__ENTRIES__
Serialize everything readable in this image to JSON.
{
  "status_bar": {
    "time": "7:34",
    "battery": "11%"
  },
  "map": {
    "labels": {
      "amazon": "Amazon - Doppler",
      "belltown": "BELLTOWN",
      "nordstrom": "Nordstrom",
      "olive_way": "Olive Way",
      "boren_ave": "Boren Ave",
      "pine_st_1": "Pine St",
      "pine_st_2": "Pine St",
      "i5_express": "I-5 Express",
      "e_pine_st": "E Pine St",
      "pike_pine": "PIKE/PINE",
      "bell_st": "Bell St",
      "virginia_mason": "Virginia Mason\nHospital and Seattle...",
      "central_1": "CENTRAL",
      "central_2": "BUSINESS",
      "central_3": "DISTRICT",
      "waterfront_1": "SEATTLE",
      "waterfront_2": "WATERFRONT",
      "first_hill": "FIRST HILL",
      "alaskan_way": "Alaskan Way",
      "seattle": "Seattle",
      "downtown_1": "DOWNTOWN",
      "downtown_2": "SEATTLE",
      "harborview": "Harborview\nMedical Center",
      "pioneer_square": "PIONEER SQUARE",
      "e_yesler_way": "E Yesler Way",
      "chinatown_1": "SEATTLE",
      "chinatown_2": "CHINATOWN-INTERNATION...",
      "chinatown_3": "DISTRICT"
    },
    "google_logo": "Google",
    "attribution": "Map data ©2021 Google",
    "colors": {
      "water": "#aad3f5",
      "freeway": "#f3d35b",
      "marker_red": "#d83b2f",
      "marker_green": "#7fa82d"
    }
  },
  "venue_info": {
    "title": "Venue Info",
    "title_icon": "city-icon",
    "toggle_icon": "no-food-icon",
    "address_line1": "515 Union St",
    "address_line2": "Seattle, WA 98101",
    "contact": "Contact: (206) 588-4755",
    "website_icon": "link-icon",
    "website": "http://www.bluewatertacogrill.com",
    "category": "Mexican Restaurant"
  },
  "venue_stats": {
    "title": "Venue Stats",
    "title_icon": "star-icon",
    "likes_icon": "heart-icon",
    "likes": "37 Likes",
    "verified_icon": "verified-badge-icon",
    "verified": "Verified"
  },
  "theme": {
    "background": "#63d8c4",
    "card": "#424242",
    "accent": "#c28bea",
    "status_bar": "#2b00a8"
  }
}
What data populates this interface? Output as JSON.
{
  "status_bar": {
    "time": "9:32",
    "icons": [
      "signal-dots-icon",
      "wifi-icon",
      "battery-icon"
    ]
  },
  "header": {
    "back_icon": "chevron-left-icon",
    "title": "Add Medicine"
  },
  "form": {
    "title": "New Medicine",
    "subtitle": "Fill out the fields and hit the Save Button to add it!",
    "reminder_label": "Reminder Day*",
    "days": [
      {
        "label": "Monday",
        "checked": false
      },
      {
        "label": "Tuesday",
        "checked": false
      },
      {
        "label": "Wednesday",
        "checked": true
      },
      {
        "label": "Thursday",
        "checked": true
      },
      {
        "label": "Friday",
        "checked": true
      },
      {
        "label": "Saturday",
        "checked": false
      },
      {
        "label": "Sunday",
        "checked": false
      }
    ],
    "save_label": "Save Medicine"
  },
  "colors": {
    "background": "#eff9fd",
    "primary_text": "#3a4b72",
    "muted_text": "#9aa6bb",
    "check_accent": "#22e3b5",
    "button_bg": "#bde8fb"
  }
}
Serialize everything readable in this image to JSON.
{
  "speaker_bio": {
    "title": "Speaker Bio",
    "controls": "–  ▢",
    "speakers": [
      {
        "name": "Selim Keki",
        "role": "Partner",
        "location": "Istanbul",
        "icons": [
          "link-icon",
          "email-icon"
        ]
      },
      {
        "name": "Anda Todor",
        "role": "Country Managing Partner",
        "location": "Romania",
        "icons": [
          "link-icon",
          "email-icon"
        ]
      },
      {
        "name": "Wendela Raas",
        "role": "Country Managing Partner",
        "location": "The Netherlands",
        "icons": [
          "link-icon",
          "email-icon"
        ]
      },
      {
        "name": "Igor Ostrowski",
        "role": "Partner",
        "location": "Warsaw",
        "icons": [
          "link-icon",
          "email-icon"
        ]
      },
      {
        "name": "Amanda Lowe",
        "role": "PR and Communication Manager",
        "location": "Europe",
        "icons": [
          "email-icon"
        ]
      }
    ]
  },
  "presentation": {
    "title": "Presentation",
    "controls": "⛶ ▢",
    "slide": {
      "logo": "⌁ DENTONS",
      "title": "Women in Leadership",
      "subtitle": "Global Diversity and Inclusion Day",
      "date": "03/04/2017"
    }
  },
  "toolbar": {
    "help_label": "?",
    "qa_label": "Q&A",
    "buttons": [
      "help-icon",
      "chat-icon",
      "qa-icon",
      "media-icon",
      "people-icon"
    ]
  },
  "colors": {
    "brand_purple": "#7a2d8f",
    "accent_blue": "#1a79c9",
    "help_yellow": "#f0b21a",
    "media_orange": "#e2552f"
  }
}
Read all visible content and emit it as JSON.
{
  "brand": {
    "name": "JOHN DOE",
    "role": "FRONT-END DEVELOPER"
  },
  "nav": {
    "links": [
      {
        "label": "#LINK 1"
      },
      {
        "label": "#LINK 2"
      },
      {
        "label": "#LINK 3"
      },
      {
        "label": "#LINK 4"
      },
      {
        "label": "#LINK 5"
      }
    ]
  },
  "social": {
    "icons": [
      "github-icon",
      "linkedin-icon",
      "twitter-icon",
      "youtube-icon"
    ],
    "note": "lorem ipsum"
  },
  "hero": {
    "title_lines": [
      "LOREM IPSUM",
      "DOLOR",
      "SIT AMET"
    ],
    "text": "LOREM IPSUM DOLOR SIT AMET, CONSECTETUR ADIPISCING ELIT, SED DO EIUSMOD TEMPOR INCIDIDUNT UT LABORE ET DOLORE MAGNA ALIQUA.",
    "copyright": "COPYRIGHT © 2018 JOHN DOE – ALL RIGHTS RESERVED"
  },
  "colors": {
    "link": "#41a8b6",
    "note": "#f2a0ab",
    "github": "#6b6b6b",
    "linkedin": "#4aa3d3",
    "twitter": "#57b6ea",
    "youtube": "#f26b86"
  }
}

__WHAT IS EXPECTED__
What is needed here is an exact reproduction of all the entries.

__TASK ANSWER__
Serialize everything readable in this image to JSON.
{
  "status_bar": {
    "time": "7:34",
    "battery": "11%"
  },
  "map": {
    "labels": {
      "amazon": "Amazon - Doppler",
      "belltown": "BELLTOWN",
      "nordstrom": "Nordstrom",
      "olive_way": "Olive Way",
      "boren_ave": "Boren Ave",
      "pine_st_1": "Pine St",
      "pine_st_2": "Pine St",
      "i5_express": "I-5 Express",
      "e_pine_st": "E Pine St",
      "pike_pine": "PIKE/PINE",
      "bell_st": "Bell St",
      "virginia_mason": "Virginia Mason\nHospital and Seattle...",
      "central_1": "CENTRAL",
      "central_2": "BUSINESS",
      "central_3": "DISTRICT",
      "waterfront_1": "SEATTLE",
      "waterfront_2": "WATERFRONT",
      "first_hill": "FIRST HILL",
      "alaskan_way": "Alaskan Way",
      "seattle": "Seattle",
      "downtown_1": "DOWNTOWN",
      "downtown_2": "SEATTLE",
      "harborview": "Harborview\nMedical Center",
      "pioneer_square": "PIONEER SQUARE",
      "e_yesler_way": "E Yesler Way",
      "chinatown_1": "SEATTLE",
      "chinatown_2": "CHINATOWN-INTERNATION...",
      "chinatown_3": "DISTRICT"
    },
    "google_logo": "Google",
    "attribution": "Map data ©2021 Google",
    "colors": {
      "water": "#aad3f5",
      "freeway": "#f3d35b",
      "marker_red": "#d83b2f",
      "marker_green": "#7fa82d"
    }
  },
  "venue_info": {
    "title": "Venue Info",
    "title_icon": "city-icon",
    "toggle_icon": "no-food-icon",
    "address_line1": "515 Union St",
    "address_line2": "Seattle, WA 98101",
    "contact": "Contact: (206) 588-4755",
    "website_icon": "link-icon",
    "website": "http://www.bluewatertacogrill.com",
    "category": "Mexican Restaurant"
  },
  "venue_stats": {
    "title": "Venue Stats",
    "title_icon": "star-icon",
    "likes_icon": "heart-icon",
    "likes": "37 Likes",
    "verified_icon": "verified-badge-icon",
    "verified": "Verified"
  },
  "theme": {
    "background": "#63d8c4",
    "card": "#424242",
    "accent": "#c28bea",
    "status_bar": "#2b00a8"
  }
}
What data populates this interface? Output as JSON.
{
  "status_bar": {
    "time": "9:32",
    "icons": [
      "signal-dots-icon",
      "wifi-icon",
      "battery-icon"
    ]
  },
  "header": {
    "back_icon": "chevron-left-icon",
    "title": "Add Medicine"
  },
  "form": {
    "title": "New Medicine",
    "subtitle": "Fill out the fields and hit the Save Button to add it!",
    "reminder_label": "Reminder Day*",
    "days": [
      {
        "label": "Monday",
        "checked": false
      },
      {
        "label": "Tuesday",
        "checked": false
      },
      {
        "label": "Wednesday",
        "checked": true
      },
      {
        "label": "Thursday",
        "checked": true
      },
      {
        "label": "Friday",
        "checked": true
      },
      {
        "label": "Saturday",
        "checked": false
      },
      {
        "label": "Sunday",
        "checked": false
      }
    ],
    "save_label": "Save Medicine"
  },
  "colors": {
    "background": "#eff9fd",
    "primary_text": "#3a4b72",
    "muted_text": "#9aa6bb",
    "check_accent": "#22e3b5",
    "button_bg": "#bde8fb"
  }
}
Serialize everything readable in this image to JSON.
{
  "speaker_bio": {
    "title": "Speaker Bio",
    "controls": "–  ▢",
    "speakers": [
      {
        "name": "Selim Keki",
        "role": "Partner",
        "location": "Istanbul",
        "icons": [
          "link-icon",
          "email-icon"
        ]
      },
      {
        "name": "Anda Todor",
        "role": "Country Managing Partner",
        "location": "Romania",
        "icons": [
          "link-icon",
          "email-icon"
        ]
      },
      {
        "name": "Wendela Raas",
        "role": "Country Managing Partner",
        "location": "The Netherlands",
        "icons": [
          "link-icon",
          "email-icon"
        ]
      },
      {
        "name": "Igor Ostrowski",
        "role": "Partner",
        "location": "Warsaw",
        "icons": [
          "link-icon",
          "email-icon"
        ]
      },
      {
        "name": "Amanda Lowe",
        "role": "PR and Communication Manager",
        "location": "Europe",
        "icons": [
          "email-icon"
        ]
      }
    ]
  },
  "presentation": {
    "title": "Presentation",
    "controls": "⛶ ▢",
    "slide": {
      "logo": "⌁ DENTONS",
      "title": "Women in Leadership",
      "subtitle": "Global Diversity and Inclusion Day",
      "date": "03/04/2017"
    }
  },
  "toolbar": {
    "help_label": "?",
    "qa_label": "Q&A",
    "buttons": [
      "help-icon",
      "chat-icon",
      "qa-icon",
      "media-icon",
      "people-icon"
    ]
  },
  "colors": {
    "brand_purple": "#7a2d8f",
    "accent_blue": "#1a79c9",
    "help_yellow": "#f0b21a",
    "media_orange": "#e2552f"
  }
}
Read all visible content and emit it as JSON.
{
  "brand": {
    "name": "JOHN DOE",
    "role": "FRONT-END DEVELOPER"
  },
  "nav": {
    "links": [
      {
        "label": "#LINK 1"
      },
      {
        "label": "#LINK 2"
      },
      {
        "label": "#LINK 3"
      },
      {
        "label": "#LINK 4"
      },
      {
        "label": "#LINK 5"
      }
    ]
  },
  "social": {
    "icons": [
      "github-icon",
      "linkedin-icon",
      "twitter-icon",
      "youtube-icon"
    ],
    "note": "lorem ipsum"
  },
  "hero": {
    "title_lines": [
      "LOREM IPSUM",
      "DOLOR",
      "SIT AMET"
    ],
    "text": "LOREM IPSUM DOLOR SIT AMET, CONSECTETUR ADIPISCING ELIT, SED DO EIUSMOD TEMPOR INCIDIDUNT UT LABORE ET DOLORE MAGNA ALIQUA.",
    "copyright": "COPYRIGHT © 2018 JOHN DOE – ALL RIGHTS RESERVED"
  },
  "colors": {
    "link": "#41a8b6",
    "note": "#f2a0ab",
    "github": "#6b6b6b",
    "linkedin": "#4aa3d3",
    "twitter": "#57b6ea",
    "youtube": "#f26b86"
  }
}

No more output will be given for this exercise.